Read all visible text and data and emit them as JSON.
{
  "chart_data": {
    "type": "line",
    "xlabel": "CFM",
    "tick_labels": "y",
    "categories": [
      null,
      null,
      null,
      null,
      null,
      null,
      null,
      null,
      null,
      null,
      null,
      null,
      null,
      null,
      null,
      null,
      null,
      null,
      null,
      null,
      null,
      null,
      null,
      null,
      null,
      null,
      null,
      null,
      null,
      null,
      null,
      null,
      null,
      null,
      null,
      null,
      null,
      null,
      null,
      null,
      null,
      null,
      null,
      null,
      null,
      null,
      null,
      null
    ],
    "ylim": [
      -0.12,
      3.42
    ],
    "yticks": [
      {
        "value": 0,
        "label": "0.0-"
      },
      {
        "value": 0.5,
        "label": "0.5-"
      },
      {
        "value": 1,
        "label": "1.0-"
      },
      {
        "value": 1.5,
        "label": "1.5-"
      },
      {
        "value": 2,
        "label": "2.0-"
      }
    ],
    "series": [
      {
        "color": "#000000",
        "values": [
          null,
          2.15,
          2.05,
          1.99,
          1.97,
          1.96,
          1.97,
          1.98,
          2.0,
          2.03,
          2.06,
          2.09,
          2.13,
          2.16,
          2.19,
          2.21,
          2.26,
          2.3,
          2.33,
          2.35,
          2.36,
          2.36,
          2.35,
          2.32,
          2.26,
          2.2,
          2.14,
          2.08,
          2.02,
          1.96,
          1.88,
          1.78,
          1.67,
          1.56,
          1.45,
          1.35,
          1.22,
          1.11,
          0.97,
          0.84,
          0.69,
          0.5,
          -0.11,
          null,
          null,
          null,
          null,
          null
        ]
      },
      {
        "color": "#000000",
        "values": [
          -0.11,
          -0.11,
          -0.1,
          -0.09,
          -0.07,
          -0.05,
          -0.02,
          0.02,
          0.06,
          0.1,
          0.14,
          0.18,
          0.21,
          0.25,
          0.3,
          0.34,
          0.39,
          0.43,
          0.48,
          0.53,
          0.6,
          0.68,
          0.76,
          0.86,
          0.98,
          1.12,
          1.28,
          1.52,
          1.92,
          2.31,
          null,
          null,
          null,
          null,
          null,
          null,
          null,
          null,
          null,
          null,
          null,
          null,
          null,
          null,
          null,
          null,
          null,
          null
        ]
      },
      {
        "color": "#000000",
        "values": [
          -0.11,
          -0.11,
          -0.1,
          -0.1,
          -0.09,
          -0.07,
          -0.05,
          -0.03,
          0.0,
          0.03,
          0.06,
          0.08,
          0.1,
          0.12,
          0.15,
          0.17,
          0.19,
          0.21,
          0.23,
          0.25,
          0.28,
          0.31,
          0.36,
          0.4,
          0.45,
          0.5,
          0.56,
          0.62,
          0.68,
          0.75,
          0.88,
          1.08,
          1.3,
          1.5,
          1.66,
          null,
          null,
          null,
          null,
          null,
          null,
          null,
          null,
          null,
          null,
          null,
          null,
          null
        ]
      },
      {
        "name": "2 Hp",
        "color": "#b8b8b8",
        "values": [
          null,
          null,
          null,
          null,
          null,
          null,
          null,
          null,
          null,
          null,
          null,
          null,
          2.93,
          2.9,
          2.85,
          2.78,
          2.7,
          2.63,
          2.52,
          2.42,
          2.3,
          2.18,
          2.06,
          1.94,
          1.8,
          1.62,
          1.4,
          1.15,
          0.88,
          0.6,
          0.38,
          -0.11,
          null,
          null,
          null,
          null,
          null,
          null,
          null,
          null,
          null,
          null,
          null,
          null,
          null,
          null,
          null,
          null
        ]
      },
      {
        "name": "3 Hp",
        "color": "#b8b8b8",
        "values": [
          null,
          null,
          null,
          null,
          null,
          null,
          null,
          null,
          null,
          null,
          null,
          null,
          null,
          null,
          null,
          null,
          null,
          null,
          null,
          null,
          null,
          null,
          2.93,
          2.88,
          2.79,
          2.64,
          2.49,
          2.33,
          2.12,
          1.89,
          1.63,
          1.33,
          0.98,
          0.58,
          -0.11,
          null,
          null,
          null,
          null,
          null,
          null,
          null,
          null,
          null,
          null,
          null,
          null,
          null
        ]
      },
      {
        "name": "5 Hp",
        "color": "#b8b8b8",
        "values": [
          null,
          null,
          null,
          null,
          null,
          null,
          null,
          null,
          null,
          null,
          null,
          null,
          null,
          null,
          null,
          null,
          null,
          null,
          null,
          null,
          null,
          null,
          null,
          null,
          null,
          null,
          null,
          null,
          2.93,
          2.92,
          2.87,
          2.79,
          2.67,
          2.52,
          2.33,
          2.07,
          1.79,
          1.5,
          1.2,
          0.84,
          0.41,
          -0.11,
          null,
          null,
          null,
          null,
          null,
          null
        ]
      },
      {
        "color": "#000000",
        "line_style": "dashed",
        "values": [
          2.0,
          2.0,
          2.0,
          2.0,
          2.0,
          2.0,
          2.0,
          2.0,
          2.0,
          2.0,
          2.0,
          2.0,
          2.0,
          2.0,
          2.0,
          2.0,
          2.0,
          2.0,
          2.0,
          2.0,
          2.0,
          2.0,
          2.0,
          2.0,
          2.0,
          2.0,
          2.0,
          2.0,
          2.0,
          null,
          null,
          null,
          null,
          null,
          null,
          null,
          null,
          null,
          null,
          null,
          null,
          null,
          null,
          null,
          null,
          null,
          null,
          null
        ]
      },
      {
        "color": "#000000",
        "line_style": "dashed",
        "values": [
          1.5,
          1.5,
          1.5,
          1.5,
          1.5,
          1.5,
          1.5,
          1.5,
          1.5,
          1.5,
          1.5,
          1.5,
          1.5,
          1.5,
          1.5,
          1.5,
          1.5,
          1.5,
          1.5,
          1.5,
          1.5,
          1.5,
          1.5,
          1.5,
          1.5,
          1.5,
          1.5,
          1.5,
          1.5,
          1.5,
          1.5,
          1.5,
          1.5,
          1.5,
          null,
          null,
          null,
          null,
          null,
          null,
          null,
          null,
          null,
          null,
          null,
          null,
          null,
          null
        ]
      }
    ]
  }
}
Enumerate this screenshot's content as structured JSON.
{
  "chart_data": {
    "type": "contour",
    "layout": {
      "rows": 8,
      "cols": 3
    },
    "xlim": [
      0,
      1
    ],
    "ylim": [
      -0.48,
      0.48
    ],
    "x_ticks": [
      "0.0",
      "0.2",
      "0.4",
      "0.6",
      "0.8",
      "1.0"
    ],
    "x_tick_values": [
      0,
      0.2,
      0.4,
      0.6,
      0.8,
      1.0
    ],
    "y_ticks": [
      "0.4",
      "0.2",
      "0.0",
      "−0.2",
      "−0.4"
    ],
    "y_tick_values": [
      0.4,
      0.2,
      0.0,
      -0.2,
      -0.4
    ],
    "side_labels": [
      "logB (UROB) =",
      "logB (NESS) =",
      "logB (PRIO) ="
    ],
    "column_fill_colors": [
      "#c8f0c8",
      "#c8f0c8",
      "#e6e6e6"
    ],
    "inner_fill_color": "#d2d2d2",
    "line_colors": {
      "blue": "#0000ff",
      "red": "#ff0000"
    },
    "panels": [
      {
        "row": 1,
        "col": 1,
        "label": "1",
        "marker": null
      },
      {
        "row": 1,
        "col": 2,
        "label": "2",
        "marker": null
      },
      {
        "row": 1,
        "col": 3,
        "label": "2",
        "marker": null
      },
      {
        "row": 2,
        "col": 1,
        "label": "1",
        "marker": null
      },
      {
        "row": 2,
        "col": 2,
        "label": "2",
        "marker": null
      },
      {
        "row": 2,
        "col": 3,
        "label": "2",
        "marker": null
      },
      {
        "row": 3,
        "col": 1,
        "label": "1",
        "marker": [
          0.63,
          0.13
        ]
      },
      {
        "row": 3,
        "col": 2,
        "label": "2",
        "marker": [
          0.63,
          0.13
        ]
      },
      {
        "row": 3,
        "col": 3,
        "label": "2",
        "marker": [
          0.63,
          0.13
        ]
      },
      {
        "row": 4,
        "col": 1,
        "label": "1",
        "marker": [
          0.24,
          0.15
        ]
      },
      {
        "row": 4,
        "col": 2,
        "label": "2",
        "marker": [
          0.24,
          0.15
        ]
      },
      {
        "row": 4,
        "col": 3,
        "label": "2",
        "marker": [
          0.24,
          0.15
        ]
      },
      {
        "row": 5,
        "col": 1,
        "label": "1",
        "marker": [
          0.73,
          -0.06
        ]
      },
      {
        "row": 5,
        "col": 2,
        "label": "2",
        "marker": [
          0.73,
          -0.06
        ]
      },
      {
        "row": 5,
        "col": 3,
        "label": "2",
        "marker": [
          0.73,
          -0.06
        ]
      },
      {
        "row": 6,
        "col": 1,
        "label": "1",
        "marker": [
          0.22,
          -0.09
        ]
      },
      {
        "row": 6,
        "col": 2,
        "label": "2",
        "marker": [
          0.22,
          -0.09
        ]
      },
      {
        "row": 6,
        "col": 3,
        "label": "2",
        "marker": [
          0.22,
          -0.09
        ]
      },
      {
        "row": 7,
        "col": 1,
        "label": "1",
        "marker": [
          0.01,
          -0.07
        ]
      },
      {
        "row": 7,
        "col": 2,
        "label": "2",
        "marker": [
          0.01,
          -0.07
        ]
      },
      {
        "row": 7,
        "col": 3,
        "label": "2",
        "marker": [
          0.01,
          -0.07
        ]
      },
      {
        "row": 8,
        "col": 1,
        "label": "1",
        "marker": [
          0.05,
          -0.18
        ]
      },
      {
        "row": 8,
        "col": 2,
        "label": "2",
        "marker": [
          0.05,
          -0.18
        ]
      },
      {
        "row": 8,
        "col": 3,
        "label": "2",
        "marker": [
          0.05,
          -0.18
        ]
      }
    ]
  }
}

════════

**Directive:** Copy every line above in which the string "JSON" shows up.

**The solution:**
Read all visible text and data and emit them as JSON.
Enumerate this screenshot's content as structured JSON.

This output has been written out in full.